##### Excerpted records

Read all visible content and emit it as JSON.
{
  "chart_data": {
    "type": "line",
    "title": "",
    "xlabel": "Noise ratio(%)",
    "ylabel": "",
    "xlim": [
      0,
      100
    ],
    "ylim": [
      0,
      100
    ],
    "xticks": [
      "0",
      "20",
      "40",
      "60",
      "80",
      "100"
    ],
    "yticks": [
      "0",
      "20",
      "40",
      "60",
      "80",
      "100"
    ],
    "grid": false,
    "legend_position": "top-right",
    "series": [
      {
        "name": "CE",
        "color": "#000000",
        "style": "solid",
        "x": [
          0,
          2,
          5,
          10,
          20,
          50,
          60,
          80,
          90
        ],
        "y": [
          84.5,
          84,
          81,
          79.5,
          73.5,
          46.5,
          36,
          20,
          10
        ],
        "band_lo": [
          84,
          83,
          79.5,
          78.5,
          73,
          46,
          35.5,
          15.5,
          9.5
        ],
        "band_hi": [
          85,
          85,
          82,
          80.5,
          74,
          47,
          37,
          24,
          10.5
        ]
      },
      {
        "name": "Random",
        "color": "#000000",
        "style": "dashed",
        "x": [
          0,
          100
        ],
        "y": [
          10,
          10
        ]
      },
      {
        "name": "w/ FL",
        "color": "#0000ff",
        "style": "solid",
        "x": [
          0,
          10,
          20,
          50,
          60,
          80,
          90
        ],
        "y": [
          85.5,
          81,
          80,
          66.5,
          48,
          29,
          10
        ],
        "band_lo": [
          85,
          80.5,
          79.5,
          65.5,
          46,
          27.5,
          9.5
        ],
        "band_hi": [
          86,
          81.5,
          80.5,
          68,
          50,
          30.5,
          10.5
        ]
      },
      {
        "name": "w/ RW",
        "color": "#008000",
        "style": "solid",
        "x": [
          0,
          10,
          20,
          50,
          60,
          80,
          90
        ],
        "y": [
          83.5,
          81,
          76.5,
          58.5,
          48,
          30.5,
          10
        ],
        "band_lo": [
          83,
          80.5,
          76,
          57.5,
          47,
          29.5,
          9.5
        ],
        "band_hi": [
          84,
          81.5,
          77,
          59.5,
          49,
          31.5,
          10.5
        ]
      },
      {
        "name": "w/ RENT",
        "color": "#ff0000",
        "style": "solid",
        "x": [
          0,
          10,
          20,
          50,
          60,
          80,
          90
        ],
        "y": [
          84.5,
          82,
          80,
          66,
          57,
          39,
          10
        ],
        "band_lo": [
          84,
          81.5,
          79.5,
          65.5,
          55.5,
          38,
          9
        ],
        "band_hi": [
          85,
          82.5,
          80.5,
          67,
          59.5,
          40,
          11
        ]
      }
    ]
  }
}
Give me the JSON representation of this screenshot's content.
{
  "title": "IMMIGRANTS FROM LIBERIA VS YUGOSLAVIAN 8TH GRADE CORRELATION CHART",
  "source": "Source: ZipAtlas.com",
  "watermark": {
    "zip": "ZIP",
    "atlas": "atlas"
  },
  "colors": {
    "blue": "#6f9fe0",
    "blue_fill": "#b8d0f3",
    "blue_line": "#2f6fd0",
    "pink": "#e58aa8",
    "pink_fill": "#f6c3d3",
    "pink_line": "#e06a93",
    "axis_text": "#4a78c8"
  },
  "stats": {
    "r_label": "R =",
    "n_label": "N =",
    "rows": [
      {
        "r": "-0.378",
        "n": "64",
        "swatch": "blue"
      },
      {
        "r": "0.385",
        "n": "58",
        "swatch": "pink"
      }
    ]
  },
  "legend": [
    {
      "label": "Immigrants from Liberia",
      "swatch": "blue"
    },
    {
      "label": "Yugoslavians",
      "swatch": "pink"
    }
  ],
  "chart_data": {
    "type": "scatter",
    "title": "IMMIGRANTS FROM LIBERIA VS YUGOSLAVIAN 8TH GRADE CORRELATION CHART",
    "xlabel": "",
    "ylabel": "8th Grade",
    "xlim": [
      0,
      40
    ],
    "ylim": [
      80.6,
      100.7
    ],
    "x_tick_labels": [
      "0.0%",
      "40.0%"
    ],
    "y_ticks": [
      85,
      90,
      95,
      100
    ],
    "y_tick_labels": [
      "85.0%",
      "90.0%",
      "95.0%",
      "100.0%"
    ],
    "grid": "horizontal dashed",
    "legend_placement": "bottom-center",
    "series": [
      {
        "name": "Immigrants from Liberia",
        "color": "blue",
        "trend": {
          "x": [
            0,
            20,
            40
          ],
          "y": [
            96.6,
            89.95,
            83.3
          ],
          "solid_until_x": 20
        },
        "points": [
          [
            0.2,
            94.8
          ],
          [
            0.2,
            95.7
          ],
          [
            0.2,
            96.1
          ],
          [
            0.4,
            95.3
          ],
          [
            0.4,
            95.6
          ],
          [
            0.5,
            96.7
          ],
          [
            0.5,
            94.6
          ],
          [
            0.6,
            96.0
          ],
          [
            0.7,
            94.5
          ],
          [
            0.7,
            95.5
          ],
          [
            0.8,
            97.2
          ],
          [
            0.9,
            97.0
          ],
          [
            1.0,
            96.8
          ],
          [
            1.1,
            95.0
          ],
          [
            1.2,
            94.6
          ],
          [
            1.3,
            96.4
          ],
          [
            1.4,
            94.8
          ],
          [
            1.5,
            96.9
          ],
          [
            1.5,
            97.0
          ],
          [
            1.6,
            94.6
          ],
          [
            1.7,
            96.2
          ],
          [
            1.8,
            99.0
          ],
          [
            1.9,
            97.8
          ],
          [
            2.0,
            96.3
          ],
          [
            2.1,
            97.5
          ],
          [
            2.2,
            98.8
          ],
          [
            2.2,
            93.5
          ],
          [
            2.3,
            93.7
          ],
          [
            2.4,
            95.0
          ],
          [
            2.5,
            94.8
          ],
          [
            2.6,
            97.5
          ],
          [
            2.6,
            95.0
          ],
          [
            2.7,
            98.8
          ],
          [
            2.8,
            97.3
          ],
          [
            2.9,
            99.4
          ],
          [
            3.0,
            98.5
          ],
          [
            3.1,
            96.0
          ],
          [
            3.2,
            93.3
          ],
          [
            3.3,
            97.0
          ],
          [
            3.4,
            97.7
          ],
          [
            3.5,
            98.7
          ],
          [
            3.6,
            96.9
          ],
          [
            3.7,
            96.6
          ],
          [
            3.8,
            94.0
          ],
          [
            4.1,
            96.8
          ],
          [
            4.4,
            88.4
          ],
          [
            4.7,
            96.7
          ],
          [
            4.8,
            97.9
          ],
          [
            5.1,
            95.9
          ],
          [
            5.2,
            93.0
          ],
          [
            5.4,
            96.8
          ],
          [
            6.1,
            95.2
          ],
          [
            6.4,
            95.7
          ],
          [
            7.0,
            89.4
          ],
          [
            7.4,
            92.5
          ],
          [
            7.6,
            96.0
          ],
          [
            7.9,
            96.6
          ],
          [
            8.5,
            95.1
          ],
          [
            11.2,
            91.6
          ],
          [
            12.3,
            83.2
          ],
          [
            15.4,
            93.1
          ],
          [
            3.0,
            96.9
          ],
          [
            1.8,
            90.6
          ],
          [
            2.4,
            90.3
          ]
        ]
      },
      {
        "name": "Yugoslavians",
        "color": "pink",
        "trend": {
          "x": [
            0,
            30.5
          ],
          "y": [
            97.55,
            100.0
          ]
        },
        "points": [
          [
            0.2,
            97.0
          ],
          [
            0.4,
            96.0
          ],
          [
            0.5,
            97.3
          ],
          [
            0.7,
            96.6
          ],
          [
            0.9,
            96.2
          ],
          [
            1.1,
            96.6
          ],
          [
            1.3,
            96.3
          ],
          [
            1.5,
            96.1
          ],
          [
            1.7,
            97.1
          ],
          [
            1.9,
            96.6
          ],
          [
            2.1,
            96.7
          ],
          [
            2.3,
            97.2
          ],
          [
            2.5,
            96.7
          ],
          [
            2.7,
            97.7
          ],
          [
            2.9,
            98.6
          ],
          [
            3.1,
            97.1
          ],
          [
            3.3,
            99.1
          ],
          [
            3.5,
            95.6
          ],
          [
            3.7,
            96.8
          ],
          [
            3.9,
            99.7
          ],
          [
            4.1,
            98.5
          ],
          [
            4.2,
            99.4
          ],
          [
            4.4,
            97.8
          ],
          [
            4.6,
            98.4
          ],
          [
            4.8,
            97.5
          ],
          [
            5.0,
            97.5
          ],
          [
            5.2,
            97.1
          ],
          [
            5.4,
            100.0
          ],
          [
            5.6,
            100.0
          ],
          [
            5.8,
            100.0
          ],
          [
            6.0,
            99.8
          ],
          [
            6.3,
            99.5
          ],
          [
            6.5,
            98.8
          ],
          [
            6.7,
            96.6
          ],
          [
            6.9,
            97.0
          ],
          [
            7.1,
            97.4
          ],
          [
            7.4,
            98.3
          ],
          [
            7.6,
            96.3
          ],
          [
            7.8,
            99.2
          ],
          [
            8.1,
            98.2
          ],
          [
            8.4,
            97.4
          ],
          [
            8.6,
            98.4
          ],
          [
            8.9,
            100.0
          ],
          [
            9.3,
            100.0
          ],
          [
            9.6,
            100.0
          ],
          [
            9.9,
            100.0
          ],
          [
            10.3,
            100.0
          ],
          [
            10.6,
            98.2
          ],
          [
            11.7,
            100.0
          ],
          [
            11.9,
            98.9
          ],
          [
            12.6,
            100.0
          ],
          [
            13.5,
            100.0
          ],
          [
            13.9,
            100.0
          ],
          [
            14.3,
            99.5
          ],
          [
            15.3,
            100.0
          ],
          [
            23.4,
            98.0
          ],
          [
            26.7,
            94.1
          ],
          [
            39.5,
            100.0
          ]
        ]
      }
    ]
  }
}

##########

* What to work on *
Where a line of the entries contains the word "CORRELATION", copy that line.

* Written answer *
  "title": "IMMIGRANTS FROM LIBERIA VS YUGOSLAVIAN 8TH GRADE CORRELATION CHART",
    "title": "IMMIGRANTS FROM LIBERIA VS YUGOSLAVIAN 8TH GRADE CORRELATION CHART",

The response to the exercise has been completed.